_Exercise details_
Every line that contains the word "each" should be copied.

# # # #

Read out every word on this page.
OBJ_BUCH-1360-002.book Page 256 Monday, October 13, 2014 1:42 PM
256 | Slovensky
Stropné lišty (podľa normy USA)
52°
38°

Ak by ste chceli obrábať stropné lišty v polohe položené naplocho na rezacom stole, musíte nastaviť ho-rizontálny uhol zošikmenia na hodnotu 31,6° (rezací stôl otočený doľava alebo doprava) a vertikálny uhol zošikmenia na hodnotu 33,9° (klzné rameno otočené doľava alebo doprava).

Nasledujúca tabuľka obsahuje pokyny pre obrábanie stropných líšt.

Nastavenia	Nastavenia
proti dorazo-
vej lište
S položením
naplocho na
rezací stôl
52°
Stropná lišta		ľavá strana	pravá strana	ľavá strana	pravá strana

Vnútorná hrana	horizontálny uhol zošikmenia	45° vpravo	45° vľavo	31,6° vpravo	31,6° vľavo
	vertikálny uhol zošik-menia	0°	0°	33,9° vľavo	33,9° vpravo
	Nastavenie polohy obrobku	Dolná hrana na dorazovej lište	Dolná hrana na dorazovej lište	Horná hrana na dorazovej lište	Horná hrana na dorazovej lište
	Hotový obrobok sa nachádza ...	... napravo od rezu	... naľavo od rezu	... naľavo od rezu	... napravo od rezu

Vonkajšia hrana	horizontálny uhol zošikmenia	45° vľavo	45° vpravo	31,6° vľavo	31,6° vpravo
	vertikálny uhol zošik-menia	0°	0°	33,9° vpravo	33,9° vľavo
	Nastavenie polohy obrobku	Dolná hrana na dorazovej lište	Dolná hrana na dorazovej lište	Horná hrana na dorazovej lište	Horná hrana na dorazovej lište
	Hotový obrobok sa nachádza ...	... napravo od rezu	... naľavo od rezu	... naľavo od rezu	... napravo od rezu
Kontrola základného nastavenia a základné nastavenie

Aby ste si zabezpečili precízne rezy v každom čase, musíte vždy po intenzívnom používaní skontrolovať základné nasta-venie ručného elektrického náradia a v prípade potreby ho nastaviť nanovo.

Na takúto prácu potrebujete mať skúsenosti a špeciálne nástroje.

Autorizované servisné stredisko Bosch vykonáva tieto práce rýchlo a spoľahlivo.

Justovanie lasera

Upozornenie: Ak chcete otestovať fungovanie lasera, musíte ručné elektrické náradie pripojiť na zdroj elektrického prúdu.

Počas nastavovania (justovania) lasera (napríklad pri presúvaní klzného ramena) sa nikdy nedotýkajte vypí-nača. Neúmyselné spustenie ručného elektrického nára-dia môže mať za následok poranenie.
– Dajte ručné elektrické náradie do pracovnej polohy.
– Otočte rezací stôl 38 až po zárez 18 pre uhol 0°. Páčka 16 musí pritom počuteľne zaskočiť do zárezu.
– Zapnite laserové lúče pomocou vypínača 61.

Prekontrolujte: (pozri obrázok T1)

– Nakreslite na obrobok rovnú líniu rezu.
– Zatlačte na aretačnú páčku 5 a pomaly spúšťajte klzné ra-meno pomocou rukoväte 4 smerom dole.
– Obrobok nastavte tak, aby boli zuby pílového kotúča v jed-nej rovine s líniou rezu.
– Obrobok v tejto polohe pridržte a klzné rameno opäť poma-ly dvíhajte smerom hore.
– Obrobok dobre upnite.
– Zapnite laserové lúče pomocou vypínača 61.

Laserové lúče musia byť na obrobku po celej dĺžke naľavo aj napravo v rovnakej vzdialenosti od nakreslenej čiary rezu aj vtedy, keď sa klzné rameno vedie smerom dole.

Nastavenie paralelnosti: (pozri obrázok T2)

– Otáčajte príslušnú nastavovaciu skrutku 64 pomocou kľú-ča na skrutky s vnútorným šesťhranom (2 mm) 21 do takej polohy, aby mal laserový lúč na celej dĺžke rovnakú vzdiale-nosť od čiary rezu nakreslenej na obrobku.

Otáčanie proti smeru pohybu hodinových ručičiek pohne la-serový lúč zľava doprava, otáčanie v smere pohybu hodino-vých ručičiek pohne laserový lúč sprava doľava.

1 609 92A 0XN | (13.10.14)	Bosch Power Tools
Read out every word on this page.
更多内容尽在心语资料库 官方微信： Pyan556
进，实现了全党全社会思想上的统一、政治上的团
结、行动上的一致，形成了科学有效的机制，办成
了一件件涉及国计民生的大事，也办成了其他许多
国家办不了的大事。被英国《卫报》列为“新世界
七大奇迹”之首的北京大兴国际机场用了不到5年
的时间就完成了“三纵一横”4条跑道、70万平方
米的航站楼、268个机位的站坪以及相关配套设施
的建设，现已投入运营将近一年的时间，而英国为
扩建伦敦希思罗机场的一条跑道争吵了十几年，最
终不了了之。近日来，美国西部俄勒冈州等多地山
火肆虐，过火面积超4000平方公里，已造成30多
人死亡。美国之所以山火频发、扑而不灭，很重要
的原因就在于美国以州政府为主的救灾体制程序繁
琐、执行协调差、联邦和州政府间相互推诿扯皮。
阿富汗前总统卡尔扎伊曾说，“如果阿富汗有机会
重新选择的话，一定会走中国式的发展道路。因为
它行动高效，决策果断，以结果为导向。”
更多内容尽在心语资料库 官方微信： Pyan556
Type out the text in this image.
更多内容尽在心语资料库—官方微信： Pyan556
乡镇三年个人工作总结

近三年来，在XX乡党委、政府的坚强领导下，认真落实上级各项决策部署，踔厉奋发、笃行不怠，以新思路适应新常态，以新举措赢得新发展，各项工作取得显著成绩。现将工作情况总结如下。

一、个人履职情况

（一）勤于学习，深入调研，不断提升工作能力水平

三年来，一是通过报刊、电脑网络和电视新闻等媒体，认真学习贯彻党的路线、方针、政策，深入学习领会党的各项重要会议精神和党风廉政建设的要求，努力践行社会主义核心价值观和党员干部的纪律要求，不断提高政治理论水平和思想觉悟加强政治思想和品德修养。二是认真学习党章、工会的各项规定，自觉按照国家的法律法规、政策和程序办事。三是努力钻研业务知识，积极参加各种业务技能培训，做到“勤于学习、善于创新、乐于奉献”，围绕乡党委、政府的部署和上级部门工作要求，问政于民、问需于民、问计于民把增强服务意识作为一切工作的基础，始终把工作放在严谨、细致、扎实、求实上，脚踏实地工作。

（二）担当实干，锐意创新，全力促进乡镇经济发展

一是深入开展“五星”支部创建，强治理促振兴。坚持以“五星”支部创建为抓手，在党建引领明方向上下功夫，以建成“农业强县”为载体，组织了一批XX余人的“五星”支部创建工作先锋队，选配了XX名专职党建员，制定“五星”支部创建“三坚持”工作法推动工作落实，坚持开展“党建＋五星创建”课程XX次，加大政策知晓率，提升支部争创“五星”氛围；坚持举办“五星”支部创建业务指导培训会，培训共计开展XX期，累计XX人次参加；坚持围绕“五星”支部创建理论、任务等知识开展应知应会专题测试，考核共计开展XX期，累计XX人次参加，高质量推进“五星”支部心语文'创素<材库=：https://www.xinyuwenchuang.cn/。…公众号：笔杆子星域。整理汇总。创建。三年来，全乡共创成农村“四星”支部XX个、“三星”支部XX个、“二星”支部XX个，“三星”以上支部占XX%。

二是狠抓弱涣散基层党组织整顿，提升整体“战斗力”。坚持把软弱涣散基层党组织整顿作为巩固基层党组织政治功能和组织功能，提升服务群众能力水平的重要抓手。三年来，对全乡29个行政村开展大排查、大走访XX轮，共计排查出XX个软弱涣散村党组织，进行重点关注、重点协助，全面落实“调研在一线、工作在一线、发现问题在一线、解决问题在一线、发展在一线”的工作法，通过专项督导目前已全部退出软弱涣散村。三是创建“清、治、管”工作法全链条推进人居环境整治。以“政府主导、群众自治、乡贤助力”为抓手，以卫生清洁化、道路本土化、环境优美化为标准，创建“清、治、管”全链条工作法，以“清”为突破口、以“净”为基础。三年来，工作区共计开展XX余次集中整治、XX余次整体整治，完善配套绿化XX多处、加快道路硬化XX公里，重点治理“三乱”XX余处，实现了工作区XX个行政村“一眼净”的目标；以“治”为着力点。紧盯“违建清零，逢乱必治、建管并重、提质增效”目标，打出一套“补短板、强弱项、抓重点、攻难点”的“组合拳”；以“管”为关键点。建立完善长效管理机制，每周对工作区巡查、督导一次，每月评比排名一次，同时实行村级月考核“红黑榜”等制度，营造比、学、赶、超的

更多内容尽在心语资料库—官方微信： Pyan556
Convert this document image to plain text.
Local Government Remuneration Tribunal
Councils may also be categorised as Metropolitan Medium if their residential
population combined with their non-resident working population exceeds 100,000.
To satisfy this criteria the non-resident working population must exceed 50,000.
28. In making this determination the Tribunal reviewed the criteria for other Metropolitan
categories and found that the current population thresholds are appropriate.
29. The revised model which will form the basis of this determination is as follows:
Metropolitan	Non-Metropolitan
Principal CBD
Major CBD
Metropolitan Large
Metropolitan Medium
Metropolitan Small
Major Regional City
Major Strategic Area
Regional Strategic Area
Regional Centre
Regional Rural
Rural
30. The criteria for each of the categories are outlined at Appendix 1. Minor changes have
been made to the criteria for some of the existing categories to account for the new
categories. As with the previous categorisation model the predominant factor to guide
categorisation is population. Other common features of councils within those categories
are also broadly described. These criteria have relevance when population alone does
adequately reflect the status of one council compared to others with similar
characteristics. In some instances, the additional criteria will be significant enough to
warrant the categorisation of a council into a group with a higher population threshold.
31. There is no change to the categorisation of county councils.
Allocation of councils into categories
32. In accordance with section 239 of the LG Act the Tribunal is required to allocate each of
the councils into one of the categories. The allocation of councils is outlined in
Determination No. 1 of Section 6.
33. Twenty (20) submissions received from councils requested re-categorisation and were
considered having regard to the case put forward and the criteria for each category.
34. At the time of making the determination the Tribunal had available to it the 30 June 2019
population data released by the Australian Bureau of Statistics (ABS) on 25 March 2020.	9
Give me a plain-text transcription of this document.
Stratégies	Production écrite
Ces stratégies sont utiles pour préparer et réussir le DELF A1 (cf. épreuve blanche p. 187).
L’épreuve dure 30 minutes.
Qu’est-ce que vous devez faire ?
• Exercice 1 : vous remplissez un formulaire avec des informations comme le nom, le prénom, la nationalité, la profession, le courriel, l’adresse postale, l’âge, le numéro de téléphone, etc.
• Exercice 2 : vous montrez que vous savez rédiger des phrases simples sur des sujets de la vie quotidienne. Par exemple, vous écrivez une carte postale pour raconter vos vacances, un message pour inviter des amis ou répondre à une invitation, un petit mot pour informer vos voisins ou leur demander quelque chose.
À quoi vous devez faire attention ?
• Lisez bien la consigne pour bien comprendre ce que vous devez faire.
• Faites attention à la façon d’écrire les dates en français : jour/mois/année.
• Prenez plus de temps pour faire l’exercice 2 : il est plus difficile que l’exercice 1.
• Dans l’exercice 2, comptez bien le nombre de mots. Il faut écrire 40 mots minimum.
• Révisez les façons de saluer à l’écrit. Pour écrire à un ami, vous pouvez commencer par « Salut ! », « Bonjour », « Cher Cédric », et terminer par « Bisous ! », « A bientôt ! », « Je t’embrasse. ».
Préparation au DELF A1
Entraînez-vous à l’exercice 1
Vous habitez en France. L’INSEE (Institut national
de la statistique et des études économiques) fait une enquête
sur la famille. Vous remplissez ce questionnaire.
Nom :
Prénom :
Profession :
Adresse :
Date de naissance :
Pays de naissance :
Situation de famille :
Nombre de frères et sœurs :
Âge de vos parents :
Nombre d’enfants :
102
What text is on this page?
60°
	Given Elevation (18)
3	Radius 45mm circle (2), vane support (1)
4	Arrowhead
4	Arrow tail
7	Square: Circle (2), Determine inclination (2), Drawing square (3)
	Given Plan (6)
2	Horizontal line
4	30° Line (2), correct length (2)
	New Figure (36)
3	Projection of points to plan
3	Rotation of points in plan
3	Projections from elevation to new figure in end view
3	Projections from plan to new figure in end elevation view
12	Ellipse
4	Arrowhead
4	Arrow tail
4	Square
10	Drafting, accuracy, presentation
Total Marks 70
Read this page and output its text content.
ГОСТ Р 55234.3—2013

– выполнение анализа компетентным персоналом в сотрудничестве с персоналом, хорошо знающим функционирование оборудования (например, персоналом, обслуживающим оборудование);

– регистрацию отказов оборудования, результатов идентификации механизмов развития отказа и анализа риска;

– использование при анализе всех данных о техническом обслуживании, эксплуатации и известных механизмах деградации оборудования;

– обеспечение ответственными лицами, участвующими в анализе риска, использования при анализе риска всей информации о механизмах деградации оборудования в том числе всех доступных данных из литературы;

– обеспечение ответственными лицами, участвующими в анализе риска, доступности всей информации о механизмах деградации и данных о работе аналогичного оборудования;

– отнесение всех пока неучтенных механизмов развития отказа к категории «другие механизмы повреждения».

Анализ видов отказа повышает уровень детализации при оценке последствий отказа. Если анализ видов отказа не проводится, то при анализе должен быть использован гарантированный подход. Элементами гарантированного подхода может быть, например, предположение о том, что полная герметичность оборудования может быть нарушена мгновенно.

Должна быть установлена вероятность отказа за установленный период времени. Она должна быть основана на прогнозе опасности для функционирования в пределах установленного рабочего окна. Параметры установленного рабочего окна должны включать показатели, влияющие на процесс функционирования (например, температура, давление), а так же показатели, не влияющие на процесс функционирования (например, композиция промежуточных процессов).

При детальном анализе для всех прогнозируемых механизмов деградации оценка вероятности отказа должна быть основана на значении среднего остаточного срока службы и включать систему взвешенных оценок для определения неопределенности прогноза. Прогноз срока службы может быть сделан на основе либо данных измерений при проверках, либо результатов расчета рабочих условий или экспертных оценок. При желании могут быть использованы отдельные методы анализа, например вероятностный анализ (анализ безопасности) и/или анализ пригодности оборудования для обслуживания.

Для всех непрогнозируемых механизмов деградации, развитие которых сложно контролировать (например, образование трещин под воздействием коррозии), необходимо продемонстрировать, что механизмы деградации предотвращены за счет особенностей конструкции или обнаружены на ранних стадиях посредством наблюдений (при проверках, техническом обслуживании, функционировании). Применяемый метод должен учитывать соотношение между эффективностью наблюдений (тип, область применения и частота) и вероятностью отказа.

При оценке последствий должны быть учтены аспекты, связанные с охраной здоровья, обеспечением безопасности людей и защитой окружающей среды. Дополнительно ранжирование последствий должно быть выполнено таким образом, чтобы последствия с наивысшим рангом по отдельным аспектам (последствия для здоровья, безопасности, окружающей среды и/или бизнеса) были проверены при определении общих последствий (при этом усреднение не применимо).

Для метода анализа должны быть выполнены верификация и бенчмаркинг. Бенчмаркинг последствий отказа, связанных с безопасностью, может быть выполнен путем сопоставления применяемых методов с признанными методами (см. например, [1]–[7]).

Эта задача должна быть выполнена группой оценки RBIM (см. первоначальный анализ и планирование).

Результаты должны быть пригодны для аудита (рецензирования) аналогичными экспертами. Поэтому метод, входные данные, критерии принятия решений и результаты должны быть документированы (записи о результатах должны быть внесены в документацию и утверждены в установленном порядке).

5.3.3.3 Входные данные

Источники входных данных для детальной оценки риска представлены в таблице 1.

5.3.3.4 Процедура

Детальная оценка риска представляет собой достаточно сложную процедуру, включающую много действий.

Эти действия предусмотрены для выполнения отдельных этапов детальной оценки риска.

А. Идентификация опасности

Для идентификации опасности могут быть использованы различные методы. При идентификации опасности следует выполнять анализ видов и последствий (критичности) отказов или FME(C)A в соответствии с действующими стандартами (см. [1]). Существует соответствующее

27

# # # #

_Exercise result_
30. The criteria for each of the categories are outlined at Appendix 1. Minor changes have
32. In accordance with section 239 of the LG Act the Tribunal is required to allocate each of
considered having regard to the case put forward and the criteria for each category.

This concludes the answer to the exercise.